==== TEXT UNDER STUDY ====
Why are savings account interest rates rising so slowly?
We’ll see how aggressively officials plan to fight inflation going forward when the Federal Open Market Committee meets next week. The Fed has been raising interest rates for about five months now.
The purpose of raising interest rates is to cool demand by making it more expensive to borrow money. Although it hurts if you want to buy a house or a car, or take out a student loan, the upside is that we should earn more from our savings.
Yet the average savings account rate is a measly 0.13%, according to Bankrate. It’s partly because of our old friends: supply and demand.
Over the past few years, people have fattened their savings account balances with pandemic relief money, said Lauren Goodwin, an economist at New York Life Investments. Thus, “banks have more deposits than they can find”.
Banks use money from our savings accounts to make loans. But they have more deposit money than they need for these loans right now. The overabundance of deposits is diminishing, however. Goodwin credits the end of pandemic relief programs and people getting out and spending more.
“Banks’ cash supply and demand, that dynamic is changing again. And that’s part of the reason why we’re starting to see savings and checking rates go up a bit.
Online banks pay the highest rates on savings accounts — sometimes 10 times higher than the average rate, according to NerdWallet’s Chanelle Bessette.
“And that’s because online banks don’t have the overhead that big traditional banks have,” she said.
But even online interest rates on savings accounts are still lower than they were the last time we had a series of interest rate hikes from the Fed several years ago. years. In early 2019, online banks were offering an average rate of around 2.2% on savings accounts, according to Ken Tumin, senior savings analyst at LendingTree. Now the online average is around 1.8%.
==== GIVEN DATA ====
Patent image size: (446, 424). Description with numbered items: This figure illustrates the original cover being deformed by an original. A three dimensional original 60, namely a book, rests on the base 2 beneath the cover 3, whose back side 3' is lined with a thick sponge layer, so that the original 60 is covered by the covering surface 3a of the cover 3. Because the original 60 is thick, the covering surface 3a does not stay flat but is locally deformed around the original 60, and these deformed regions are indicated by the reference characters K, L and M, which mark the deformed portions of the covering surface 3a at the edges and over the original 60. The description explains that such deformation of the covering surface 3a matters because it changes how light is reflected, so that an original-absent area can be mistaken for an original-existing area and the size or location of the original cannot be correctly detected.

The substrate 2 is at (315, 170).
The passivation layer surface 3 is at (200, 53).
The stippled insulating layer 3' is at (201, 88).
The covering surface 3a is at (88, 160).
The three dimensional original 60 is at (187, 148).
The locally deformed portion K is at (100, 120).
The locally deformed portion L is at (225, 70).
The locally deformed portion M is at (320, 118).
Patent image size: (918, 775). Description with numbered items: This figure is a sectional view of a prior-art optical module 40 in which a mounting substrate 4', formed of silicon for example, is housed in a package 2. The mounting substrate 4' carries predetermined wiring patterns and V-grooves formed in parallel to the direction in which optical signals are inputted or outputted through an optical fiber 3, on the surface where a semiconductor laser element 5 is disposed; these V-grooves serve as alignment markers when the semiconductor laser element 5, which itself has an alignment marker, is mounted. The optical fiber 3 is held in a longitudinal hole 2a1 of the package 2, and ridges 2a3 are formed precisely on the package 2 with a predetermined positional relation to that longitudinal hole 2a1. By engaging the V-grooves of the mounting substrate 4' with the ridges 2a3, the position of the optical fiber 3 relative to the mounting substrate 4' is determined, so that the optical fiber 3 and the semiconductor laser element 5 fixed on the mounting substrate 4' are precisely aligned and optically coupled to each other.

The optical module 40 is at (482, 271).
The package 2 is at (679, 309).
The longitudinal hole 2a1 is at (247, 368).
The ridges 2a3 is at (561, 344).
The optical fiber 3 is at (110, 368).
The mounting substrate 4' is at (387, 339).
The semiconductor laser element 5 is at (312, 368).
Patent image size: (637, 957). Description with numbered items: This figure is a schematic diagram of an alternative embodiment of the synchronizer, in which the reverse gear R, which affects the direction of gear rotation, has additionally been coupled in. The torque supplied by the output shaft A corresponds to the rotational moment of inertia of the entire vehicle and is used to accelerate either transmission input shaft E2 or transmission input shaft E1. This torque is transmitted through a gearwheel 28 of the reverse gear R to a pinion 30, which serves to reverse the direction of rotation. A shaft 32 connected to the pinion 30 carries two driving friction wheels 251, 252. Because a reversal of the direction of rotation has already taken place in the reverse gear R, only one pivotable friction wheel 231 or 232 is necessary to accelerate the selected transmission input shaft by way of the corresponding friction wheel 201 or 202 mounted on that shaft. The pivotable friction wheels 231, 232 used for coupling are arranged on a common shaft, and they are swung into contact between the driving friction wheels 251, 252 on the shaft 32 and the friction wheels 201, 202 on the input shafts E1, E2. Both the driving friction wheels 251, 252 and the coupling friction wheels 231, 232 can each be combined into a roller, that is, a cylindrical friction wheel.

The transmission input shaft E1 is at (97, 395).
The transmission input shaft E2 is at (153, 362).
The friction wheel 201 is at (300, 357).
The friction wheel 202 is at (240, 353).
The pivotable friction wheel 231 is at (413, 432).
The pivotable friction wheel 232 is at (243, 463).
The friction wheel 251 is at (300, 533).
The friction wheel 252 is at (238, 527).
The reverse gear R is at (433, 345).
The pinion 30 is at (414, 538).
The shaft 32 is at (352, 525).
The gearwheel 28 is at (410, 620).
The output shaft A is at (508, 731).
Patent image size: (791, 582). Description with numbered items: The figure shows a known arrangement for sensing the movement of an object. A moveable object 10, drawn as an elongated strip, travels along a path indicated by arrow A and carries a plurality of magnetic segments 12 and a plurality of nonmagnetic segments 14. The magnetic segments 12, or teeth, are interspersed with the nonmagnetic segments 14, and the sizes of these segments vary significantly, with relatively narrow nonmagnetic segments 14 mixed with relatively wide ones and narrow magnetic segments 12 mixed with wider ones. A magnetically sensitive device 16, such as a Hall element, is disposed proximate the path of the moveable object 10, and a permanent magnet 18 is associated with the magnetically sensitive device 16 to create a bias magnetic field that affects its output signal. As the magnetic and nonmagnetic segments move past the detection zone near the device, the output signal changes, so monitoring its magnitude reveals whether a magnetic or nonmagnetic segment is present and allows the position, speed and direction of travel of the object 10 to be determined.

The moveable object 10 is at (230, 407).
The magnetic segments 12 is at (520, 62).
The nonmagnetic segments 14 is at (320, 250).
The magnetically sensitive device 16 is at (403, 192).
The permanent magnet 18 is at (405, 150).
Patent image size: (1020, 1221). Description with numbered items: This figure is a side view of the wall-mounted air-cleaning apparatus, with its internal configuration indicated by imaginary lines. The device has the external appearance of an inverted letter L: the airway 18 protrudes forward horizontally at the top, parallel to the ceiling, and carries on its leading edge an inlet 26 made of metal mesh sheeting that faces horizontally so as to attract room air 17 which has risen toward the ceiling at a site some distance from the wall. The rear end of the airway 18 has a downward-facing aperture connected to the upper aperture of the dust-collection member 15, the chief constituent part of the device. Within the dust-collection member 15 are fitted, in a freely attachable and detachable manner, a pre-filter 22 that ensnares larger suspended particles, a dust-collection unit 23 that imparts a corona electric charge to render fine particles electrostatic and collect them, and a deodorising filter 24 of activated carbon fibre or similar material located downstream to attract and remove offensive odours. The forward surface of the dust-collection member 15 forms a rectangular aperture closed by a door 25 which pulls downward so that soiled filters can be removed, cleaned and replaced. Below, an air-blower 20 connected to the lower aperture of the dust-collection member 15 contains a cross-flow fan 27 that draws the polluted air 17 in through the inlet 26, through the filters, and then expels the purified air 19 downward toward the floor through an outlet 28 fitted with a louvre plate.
====
Write out a passage of the text on savings account rates word for word, beginning at "Why are savings" and stopping after "five months now.". The records stand apart from the text on savings account rates.

OUTPUT FOR THIS EXERCISE -
Why are savings account interest rates rising so slowly?
We’ll see how aggressively officials plan to fight inflation going forward when the Federal Open Market Committee meets next week. The Fed has been raising interest rates for about five months now.